### Exercise task
Below is a block of records; return all of them exactly, but without the images.

● ● ● ● ● ● ●

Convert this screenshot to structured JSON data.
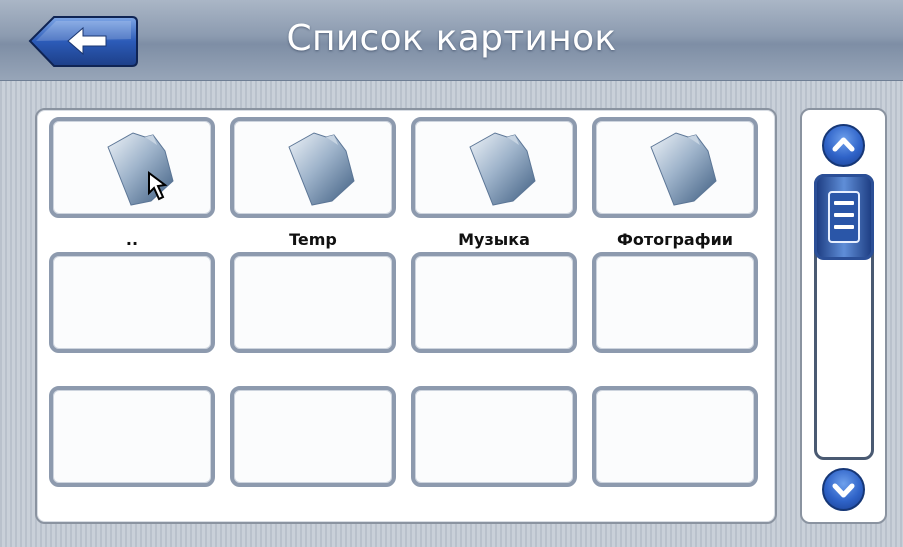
{
  "header": {
    "title": "Список картинок",
    "back_icon": "arrow-left-icon"
  },
  "grid": {
    "items": [
      {
        "label": "..",
        "icon": "folder-icon",
        "has_cursor": true
      },
      {
        "label": "Temp",
        "icon": "folder-icon"
      },
      {
        "label": "Музыка",
        "icon": "folder-icon"
      },
      {
        "label": "Фотографии",
        "icon": "folder-icon"
      },
      {
        "label": ""
      },
      {
        "label": ""
      },
      {
        "label": ""
      },
      {
        "label": ""
      },
      {
        "label": ""
      },
      {
        "label": ""
      },
      {
        "label": ""
      },
      {
        "label": ""
      }
    ]
  },
  "scroll": {
    "up_icon": "chevron-up-icon",
    "down_icon": "chevron-down-icon",
    "thumb_icon": "scroll-thumb-grip-icon"
  },
  "colors": {
    "header_top": "#aab6c6",
    "accent_blue": "#2f63c8",
    "tile_border": "#8d9aae"
  }
}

● ● ● ● ● ● ●

### Task answer
Convert this screenshot to structured JSON data.
{
  "header": {
    "title": "Список картинок",
    "back_icon": "arrow-left-icon"
  },
  "grid": {
    "items": [
      {
        "label": "..",
        "icon": "folder-icon",
        "has_cursor": true
      },
      {
        "label": "Temp",
        "icon": "folder-icon"
      },
      {
        "label": "Музыка",
        "icon": "folder-icon"
      },
      {
        "label": "Фотографии",
        "icon": "folder-icon"
      },
      {
        "label": ""
      },
      {
        "label": ""
      },
      {
        "label": ""
      },
      {
        "label": ""
      },
      {
        "label": ""
      },
      {
        "label": ""
      },
      {
        "label": ""
      },
      {
        "label": ""
      }
    ]
  },
  "scroll": {
    "up_icon": "chevron-up-icon",
    "down_icon": "chevron-down-icon",
    "thumb_icon": "scroll-thumb-grip-icon"
  },
  "colors": {
    "header_top": "#aab6c6",
    "accent_blue": "#2f63c8",
    "tile_border": "#8d9aae"
  }
}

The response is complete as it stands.